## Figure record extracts
# # # # #
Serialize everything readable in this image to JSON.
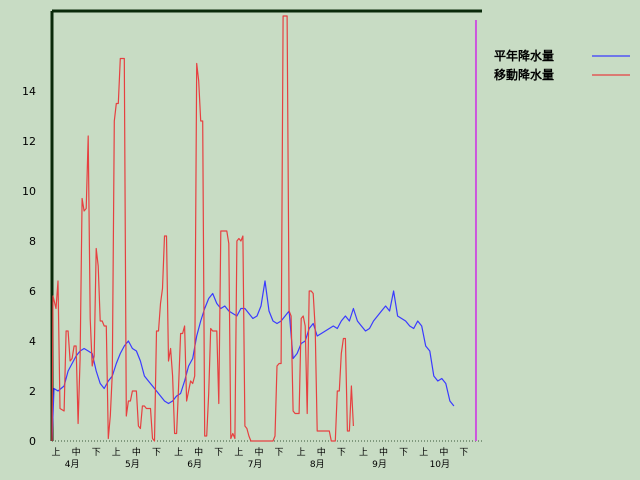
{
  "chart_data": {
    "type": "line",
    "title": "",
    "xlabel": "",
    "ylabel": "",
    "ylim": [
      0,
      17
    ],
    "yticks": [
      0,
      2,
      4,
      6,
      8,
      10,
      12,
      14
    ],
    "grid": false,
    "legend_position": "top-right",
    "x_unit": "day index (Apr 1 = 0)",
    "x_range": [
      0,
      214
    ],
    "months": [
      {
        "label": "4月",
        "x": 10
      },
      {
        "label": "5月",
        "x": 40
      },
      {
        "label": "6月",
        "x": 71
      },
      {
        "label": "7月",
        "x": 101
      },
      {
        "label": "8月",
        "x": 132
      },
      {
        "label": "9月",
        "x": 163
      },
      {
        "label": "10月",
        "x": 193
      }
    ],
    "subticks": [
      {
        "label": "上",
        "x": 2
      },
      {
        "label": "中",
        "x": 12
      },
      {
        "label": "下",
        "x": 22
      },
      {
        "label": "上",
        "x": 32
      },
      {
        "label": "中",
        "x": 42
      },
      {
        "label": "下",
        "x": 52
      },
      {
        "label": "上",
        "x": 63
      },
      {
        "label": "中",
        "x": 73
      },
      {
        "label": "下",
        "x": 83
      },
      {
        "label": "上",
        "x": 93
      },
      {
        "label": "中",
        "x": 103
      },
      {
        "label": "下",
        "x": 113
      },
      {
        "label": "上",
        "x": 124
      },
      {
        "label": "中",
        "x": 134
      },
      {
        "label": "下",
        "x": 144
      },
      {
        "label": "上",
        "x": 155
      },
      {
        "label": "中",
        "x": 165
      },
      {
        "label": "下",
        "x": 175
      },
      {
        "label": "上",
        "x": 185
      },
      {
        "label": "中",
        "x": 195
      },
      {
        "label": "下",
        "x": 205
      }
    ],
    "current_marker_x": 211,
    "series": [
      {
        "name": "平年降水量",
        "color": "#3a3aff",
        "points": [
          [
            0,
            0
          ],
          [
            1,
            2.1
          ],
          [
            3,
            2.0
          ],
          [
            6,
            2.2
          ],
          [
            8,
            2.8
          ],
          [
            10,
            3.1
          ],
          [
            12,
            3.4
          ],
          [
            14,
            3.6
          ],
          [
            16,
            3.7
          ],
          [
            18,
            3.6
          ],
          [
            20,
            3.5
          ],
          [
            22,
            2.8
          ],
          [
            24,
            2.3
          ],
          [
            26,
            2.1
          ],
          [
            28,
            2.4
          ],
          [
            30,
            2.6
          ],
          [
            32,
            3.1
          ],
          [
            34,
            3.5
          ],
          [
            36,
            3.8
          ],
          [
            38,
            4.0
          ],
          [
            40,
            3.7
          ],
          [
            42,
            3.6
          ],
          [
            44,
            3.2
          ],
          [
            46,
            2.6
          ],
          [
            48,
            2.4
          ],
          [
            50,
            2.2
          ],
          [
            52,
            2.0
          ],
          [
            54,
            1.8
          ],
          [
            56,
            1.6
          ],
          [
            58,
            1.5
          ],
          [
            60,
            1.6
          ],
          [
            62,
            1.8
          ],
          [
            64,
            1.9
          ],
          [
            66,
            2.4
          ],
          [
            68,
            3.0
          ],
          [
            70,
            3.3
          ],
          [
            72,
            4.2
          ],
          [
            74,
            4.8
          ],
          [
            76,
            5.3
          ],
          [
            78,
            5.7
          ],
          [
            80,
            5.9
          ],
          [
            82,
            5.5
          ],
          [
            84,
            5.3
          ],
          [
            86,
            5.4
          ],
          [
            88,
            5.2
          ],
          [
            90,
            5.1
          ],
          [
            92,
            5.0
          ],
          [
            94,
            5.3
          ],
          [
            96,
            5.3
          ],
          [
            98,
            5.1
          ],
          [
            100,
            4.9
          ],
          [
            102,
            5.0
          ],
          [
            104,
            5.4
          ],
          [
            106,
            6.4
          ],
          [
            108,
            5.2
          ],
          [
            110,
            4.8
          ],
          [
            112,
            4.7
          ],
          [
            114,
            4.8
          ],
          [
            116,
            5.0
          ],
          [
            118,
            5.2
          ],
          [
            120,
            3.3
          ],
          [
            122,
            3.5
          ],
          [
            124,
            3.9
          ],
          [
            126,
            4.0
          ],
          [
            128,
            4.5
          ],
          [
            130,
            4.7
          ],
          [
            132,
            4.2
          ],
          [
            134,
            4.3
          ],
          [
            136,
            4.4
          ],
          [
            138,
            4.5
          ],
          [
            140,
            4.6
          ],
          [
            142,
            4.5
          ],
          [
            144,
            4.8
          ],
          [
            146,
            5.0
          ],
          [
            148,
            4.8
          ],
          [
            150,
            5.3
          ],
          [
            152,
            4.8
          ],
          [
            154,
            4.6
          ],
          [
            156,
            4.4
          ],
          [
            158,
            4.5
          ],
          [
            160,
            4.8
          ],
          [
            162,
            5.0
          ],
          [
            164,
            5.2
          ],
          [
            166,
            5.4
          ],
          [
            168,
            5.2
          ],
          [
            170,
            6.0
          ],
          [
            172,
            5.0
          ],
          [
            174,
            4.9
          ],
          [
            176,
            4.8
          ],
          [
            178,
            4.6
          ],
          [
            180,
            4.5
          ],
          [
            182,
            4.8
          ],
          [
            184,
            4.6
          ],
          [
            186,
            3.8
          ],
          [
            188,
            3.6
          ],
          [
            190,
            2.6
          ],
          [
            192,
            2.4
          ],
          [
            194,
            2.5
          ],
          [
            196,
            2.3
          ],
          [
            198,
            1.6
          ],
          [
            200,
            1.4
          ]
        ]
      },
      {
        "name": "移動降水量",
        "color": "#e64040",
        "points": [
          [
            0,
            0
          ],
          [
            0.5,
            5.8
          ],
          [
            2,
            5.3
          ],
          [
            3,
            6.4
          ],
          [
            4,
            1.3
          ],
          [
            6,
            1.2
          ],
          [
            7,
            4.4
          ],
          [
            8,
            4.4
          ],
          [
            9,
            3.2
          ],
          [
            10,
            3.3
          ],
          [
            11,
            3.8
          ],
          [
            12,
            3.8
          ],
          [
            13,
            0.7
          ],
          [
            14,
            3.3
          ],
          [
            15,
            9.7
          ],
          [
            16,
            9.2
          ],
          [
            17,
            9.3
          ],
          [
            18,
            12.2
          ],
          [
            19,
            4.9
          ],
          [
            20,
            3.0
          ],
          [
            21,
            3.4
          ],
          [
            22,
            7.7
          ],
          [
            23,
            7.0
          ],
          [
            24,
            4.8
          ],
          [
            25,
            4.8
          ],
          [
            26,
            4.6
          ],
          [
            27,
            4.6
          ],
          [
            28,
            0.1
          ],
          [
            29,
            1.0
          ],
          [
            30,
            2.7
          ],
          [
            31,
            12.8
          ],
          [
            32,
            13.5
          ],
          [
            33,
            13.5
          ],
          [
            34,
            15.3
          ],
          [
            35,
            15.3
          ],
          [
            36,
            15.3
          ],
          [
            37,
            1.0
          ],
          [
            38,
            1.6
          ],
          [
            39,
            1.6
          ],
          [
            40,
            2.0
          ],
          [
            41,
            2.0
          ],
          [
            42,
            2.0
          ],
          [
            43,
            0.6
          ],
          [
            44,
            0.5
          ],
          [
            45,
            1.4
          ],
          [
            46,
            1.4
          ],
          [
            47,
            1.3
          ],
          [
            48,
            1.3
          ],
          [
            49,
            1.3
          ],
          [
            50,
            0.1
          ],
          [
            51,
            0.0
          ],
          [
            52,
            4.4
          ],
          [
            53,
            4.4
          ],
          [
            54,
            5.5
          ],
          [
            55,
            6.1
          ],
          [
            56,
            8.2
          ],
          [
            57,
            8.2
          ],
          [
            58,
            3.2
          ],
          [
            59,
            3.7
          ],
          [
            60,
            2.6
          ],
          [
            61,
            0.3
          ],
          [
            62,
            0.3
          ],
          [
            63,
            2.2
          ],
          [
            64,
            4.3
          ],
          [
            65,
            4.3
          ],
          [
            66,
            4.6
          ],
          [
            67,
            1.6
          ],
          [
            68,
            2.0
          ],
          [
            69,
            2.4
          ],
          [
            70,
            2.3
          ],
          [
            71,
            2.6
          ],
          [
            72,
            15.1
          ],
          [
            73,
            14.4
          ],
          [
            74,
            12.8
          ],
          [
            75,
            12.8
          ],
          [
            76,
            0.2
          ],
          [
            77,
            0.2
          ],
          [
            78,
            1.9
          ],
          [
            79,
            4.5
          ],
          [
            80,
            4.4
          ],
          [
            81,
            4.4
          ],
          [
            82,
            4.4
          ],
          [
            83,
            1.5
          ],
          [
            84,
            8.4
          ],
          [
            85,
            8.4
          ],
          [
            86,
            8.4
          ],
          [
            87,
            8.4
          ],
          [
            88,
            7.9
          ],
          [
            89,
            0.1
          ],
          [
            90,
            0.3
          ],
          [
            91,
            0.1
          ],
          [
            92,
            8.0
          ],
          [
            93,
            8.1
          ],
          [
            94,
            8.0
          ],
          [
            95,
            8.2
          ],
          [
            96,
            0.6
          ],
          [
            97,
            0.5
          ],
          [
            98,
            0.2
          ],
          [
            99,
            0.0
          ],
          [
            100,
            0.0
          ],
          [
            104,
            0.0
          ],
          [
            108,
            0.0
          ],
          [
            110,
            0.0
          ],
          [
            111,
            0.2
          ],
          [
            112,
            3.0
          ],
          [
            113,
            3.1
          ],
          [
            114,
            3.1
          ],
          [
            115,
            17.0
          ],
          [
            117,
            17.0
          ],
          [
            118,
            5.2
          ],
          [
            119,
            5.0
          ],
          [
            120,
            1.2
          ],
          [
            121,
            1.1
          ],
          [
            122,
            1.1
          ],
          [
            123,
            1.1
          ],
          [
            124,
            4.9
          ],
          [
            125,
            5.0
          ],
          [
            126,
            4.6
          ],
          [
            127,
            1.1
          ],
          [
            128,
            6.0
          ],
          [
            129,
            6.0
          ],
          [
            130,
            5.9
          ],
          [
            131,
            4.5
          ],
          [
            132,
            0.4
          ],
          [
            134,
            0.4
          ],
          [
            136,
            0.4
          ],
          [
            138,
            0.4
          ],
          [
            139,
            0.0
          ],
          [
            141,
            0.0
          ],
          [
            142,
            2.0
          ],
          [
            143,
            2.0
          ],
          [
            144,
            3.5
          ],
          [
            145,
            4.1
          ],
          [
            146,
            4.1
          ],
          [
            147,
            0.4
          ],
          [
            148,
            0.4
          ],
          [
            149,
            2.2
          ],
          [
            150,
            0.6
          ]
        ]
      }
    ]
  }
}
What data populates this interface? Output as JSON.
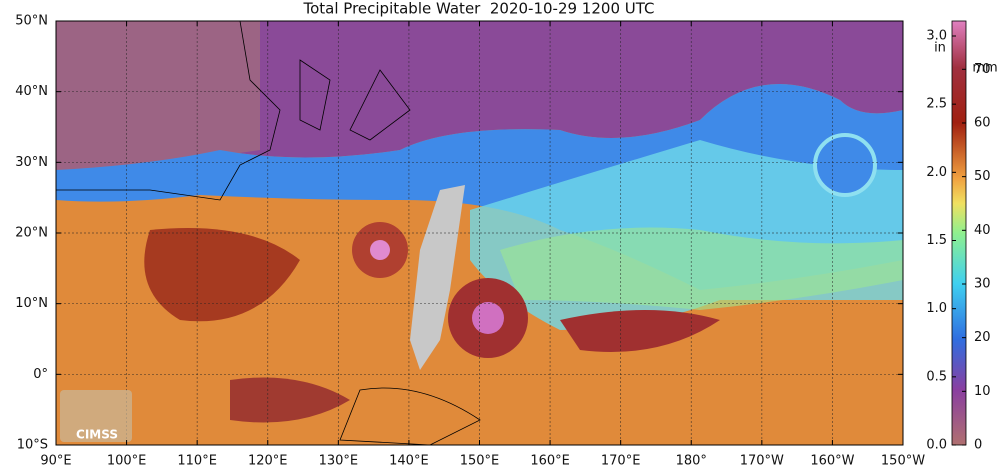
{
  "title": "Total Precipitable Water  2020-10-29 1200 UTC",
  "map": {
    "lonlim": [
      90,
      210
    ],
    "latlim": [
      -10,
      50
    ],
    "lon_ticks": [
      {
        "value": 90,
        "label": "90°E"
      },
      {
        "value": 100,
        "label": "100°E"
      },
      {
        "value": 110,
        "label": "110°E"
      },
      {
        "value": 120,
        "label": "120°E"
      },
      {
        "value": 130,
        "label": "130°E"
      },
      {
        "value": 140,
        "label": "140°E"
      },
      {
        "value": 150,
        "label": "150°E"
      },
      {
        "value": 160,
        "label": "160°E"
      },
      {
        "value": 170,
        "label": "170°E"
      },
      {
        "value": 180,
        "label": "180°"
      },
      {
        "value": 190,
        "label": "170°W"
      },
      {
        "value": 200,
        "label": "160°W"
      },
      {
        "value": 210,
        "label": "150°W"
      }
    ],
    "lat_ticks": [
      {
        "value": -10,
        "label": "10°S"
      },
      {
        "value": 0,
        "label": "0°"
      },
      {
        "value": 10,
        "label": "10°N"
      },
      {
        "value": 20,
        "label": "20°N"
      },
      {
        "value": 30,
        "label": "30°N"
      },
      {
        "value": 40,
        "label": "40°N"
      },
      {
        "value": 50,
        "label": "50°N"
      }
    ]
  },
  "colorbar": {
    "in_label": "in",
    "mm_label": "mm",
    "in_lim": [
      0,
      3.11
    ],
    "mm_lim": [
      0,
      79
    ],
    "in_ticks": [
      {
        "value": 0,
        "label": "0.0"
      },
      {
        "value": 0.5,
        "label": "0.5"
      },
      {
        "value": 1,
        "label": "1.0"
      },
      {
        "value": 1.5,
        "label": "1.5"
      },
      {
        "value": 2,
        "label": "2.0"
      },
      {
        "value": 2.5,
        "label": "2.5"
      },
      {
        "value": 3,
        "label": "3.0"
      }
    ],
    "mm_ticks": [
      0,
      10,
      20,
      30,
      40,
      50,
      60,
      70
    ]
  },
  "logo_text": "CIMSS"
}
# # # # #
## PROBLEM STATEMENT
Return a copy of every line that includes the word "title".

## RESPONSE TO THIS TASK
    "title": "",
  "title": "Total Precipitable Water  2020-10-29 1200 UTC",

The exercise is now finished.